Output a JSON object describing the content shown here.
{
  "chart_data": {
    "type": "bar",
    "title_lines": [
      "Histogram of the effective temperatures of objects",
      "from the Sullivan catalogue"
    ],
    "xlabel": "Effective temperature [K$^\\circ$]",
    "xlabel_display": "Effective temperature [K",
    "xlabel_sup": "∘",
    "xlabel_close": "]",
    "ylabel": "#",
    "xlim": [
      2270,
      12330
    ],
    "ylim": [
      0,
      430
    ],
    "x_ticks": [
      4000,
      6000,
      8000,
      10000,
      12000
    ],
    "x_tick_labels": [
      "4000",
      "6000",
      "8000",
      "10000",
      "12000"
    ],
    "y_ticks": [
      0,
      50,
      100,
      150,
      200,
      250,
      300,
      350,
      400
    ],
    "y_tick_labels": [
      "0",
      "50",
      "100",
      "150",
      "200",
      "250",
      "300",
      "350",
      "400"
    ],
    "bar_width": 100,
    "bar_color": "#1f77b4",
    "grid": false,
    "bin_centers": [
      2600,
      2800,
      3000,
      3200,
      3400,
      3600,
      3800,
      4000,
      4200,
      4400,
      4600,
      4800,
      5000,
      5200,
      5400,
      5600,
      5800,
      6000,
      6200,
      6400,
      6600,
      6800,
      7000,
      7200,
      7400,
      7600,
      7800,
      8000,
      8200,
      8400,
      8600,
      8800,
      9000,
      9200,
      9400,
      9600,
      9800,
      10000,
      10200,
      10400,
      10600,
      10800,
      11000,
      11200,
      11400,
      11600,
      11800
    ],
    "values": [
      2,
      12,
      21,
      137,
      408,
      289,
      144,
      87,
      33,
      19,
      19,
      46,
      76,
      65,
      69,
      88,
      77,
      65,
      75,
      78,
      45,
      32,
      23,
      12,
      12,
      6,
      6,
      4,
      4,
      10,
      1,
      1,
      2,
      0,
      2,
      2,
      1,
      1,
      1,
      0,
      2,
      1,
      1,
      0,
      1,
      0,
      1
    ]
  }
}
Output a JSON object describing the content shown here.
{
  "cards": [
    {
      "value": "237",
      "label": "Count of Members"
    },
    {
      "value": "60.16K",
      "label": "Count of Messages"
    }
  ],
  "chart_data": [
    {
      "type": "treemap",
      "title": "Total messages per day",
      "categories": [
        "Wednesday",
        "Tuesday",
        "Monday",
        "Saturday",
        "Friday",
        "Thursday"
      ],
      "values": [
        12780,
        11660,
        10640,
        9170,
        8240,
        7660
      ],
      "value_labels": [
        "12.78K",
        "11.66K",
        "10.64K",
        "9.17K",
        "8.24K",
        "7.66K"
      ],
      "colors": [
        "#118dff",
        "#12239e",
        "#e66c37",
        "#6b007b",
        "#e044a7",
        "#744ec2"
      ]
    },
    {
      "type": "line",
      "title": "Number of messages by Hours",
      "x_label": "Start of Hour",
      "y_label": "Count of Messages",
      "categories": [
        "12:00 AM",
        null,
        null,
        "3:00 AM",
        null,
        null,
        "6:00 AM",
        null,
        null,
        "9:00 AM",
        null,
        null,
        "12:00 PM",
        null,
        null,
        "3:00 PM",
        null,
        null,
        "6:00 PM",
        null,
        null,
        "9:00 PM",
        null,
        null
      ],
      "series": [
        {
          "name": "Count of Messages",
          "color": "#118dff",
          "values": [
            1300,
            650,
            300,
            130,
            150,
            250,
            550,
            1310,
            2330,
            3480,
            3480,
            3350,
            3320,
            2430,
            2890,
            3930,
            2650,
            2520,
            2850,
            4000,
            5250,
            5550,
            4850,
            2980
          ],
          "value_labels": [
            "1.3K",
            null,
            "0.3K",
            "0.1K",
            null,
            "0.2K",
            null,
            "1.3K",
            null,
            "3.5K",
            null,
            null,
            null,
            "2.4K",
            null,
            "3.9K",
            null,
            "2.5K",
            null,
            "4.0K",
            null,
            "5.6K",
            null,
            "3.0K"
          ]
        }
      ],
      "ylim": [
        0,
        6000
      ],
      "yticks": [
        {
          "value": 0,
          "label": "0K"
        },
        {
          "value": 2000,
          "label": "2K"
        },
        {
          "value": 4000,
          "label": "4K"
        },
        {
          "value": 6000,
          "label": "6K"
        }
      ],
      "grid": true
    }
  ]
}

□ □ □ □

*PROBLEM*
Each line of the material should be duplicated exactly, please.

*THE ANSWER*
Output a JSON object describing the content shown here.
{
  "chart_data": {
    "type": "bar",
    "title_lines": [
      "Histogram of the effective temperatures of objects",
      "from the Sullivan catalogue"
    ],
    "xlabel": "Effective temperature [K$^\\circ$]",
    "xlabel_display": "Effective temperature [K",
    "xlabel_sup": "∘",
    "xlabel_close": "]",
    "ylabel": "#",
    "xlim": [
      2270,
      12330
    ],
    "ylim": [
      0,
      430
    ],
    "x_ticks": [
      4000,
      6000,
      8000,
      10000,
      12000
    ],
    "x_tick_labels": [
      "4000",
      "6000",
      "8000",
      "10000",
      "12000"
    ],
    "y_ticks": [
      0,
      50,
      100,
      150,
      200,
      250,
      300,
      350,
      400
    ],
    "y_tick_labels": [
      "0",
      "50",
      "100",
      "150",
      "200",
      "250",
      "300",
      "350",
      "400"
    ],
    "bar_width": 100,
    "bar_color": "#1f77b4",
    "grid": false,
    "bin_centers": [
      2600,
      2800,
      3000,
      3200,
      3400,
      3600,
      3800,
      4000,
      4200,
      4400,
      4600,
      4800,
      5000,
      5200,
      5400,
      5600,
      5800,
      6000,
      6200,
      6400,
      6600,
      6800,
      7000,
      7200,
      7400,
      7600,
      7800,
      8000,
      8200,
      8400,
      8600,
      8800,
      9000,
      9200,
      9400,
      9600,
      9800,
      10000,
      10200,
      10400,
      10600,
      10800,
      11000,
      11200,
      11400,
      11600,
      11800
    ],
    "values": [
      2,
      12,
      21,
      137,
      408,
      289,
      144,
      87,
      33,
      19,
      19,
      46,
      76,
      65,
      69,
      88,
      77,
      65,
      75,
      78,
      45,
      32,
      23,
      12,
      12,
      6,
      6,
      4,
      4,
      10,
      1,
      1,
      2,
      0,
      2,
      2,
      1,
      1,
      1,
      0,
      2,
      1,
      1,
      0,
      1,
      0,
      1
    ]
  }
}
Output a JSON object describing the content shown here.
{
  "cards": [
    {
      "value": "237",
      "label": "Count of Members"
    },
    {
      "value": "60.16K",
      "label": "Count of Messages"
    }
  ],
  "chart_data": [
    {
      "type": "treemap",
      "title": "Total messages per day",
      "categories": [
        "Wednesday",
        "Tuesday",
        "Monday",
        "Saturday",
        "Friday",
        "Thursday"
      ],
      "values": [
        12780,
        11660,
        10640,
        9170,
        8240,
        7660
      ],
      "value_labels": [
        "12.78K",
        "11.66K",
        "10.64K",
        "9.17K",
        "8.24K",
        "7.66K"
      ],
      "colors": [
        "#118dff",
        "#12239e",
        "#e66c37",
        "#6b007b",
        "#e044a7",
        "#744ec2"
      ]
    },
    {
      "type": "line",
      "title": "Number of messages by Hours",
      "x_label": "Start of Hour",
      "y_label": "Count of Messages",
      "categories": [
        "12:00 AM",
        null,
        null,
        "3:00 AM",
        null,
        null,
        "6:00 AM",
        null,
        null,
        "9:00 AM",
        null,
        null,
        "12:00 PM",
        null,
        null,
        "3:00 PM",
        null,
        null,
        "6:00 PM",
        null,
        null,
        "9:00 PM",
        null,
        null
      ],
      "series": [
        {
          "name": "Count of Messages",
          "color": "#118dff",
          "values": [
            1300,
            650,
            300,
            130,
            150,
            250,
            550,
            1310,
            2330,
            3480,
            3480,
            3350,
            3320,
            2430,
            2890,
            3930,
            2650,
            2520,
            2850,
            4000,
            5250,
            5550,
            4850,
            2980
          ],
          "value_labels": [
            "1.3K",
            null,
            "0.3K",
            "0.1K",
            null,
            "0.2K",
            null,
            "1.3K",
            null,
            "3.5K",
            null,
            null,
            null,
            "2.4K",
            null,
            "3.9K",
            null,
            "2.5K",
            null,
            "4.0K",
            null,
            "5.6K",
            null,
            "3.0K"
          ]
        }
      ],
      "ylim": [
        0,
        6000
      ],
      "yticks": [
        {
          "value": 0,
          "label": "0K"
        },
        {
          "value": 2000,
          "label": "2K"
        },
        {
          "value": 4000,
          "label": "4K"
        },
        {
          "value": 6000,
          "label": "6K"
        }
      ],
      "grid": true
    }
  ]
}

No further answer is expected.